• **REQUIREMENTS**
Write the records out again, keeping each line exactly as it is.

------ RAW DATA ------

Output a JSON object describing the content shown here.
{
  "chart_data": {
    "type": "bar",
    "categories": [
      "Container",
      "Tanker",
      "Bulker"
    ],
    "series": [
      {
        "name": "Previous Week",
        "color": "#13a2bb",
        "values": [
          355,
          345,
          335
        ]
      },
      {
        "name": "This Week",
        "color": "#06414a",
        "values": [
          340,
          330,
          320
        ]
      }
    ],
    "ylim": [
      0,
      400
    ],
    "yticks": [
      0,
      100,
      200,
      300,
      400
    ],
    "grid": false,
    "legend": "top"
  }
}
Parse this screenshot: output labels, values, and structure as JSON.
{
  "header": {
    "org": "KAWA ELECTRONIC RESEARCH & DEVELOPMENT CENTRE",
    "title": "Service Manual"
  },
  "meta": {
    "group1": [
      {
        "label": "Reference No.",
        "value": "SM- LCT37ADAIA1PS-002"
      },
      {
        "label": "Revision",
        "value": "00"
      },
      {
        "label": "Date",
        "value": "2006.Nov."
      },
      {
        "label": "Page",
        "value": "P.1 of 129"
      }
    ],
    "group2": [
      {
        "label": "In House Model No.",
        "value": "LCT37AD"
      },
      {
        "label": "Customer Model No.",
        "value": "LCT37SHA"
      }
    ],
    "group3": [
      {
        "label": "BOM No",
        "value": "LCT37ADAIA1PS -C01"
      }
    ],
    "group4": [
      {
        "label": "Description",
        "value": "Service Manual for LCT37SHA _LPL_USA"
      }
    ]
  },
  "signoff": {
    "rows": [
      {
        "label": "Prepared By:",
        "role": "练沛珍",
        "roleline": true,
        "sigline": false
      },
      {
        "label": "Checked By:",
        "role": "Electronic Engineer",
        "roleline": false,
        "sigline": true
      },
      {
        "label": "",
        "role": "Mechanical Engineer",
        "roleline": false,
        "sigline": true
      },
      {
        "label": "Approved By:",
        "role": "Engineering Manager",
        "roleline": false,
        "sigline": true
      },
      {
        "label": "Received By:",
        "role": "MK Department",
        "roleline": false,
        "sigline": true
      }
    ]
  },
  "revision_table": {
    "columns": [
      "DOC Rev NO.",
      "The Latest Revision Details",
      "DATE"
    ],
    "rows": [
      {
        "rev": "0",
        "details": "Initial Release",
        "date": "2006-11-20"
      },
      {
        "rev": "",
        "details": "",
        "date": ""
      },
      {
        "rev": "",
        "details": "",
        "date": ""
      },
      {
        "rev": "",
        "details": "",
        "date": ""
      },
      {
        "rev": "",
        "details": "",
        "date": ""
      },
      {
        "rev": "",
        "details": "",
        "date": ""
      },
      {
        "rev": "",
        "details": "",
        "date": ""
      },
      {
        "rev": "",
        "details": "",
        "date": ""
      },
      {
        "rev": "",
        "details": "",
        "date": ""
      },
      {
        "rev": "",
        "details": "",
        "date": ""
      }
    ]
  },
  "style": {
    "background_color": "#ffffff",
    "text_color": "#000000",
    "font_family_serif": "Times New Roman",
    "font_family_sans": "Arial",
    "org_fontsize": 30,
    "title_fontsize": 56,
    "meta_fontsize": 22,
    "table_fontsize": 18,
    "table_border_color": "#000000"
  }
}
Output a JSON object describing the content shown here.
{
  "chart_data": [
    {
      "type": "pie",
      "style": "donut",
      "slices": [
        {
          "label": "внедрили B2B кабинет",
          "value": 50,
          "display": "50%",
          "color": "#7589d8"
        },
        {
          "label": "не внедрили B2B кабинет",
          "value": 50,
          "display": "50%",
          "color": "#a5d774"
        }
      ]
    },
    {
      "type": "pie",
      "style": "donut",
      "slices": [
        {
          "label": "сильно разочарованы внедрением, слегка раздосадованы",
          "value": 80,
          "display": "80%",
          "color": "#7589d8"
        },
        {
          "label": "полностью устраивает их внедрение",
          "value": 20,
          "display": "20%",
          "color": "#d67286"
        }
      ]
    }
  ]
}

------

• **CORRECT RESULT**
Output a JSON object describing the content shown here.
{
  "chart_data": {
    "type": "bar",
    "categories": [
      "Container",
      "Tanker",
      "Bulker"
    ],
    "series": [
      {
        "name": "Previous Week",
        "color": "#13a2bb",
        "values": [
          355,
          345,
          335
        ]
      },
      {
        "name": "This Week",
        "color": "#06414a",
        "values": [
          340,
          330,
          320
        ]
      }
    ],
    "ylim": [
      0,
      400
    ],
    "yticks": [
      0,
      100,
      200,
      300,
      400
    ],
    "grid": false,
    "legend": "top"
  }
}
Parse this screenshot: output labels, values, and structure as JSON.
{
  "header": {
    "org": "KAWA ELECTRONIC RESEARCH & DEVELOPMENT CENTRE",
    "title": "Service Manual"
  },
  "meta": {
    "group1": [
      {
        "label": "Reference No.",
        "value": "SM- LCT37ADAIA1PS-002"
      },
      {
        "label": "Revision",
        "value": "00"
      },
      {
        "label": "Date",
        "value": "2006.Nov."
      },
      {
        "label": "Page",
        "value": "P.1 of 129"
      }
    ],
    "group2": [
      {
        "label": "In House Model No.",
        "value": "LCT37AD"
      },
      {
        "label": "Customer Model No.",
        "value": "LCT37SHA"
      }
    ],
    "group3": [
      {
        "label": "BOM No",
        "value": "LCT37ADAIA1PS -C01"
      }
    ],
    "group4": [
      {
        "label": "Description",
        "value": "Service Manual for LCT37SHA _LPL_USA"
      }
    ]
  },
  "signoff": {
    "rows": [
      {
        "label": "Prepared By:",
        "role": "练沛珍",
        "roleline": true,
        "sigline": false
      },
      {
        "label": "Checked By:",
        "role": "Electronic Engineer",
        "roleline": false,
        "sigline": true
      },
      {
        "label": "",
        "role": "Mechanical Engineer",
        "roleline": false,
        "sigline": true
      },
      {
        "label": "Approved By:",
        "role": "Engineering Manager",
        "roleline": false,
        "sigline": true
      },
      {
        "label": "Received By:",
        "role": "MK Department",
        "roleline": false,
        "sigline": true
      }
    ]
  },
  "revision_table": {
    "columns": [
      "DOC Rev NO.",
      "The Latest Revision Details",
      "DATE"
    ],
    "rows": [
      {
        "rev": "0",
        "details": "Initial Release",
        "date": "2006-11-20"
      },
      {
        "rev": "",
        "details": "",
        "date": ""
      },
      {
        "rev": "",
        "details": "",
        "date": ""
      },
      {
        "rev": "",
        "details": "",
        "date": ""
      },
      {
        "rev": "",
        "details": "",
        "date": ""
      },
      {
        "rev": "",
        "details": "",
        "date": ""
      },
      {
        "rev": "",
        "details": "",
        "date": ""
      },
      {
        "rev": "",
        "details": "",
        "date": ""
      },
      {
        "rev": "",
        "details": "",
        "date": ""
      },
      {
        "rev": "",
        "details": "",
        "date": ""
      }
    ]
  },
  "style": {
    "background_color": "#ffffff",
    "text_color": "#000000",
    "font_family_serif": "Times New Roman",
    "font_family_sans": "Arial",
    "org_fontsize": 30,
    "title_fontsize": 56,
    "meta_fontsize": 22,
    "table_fontsize": 18,
    "table_border_color": "#000000"
  }
}
Output a JSON object describing the content shown here.
{
  "chart_data": [
    {
      "type": "pie",
      "style": "donut",
      "slices": [
        {
          "label": "внедрили B2B кабинет",
          "value": 50,
          "display": "50%",
          "color": "#7589d8"
        },
        {
          "label": "не внедрили B2B кабинет",
          "value": 50,
          "display": "50%",
          "color": "#a5d774"
        }
      ]
    },
    {
      "type": "pie",
      "style": "donut",
      "slices": [
        {
          "label": "сильно разочарованы внедрением, слегка раздосадованы",
          "value": 80,
          "display": "80%",
          "color": "#7589d8"
        },
        {
          "label": "полностью устраивает их внедрение",
          "value": 20,
          "display": "20%",
          "color": "#d67286"
        }
      ]
    }
  ]
}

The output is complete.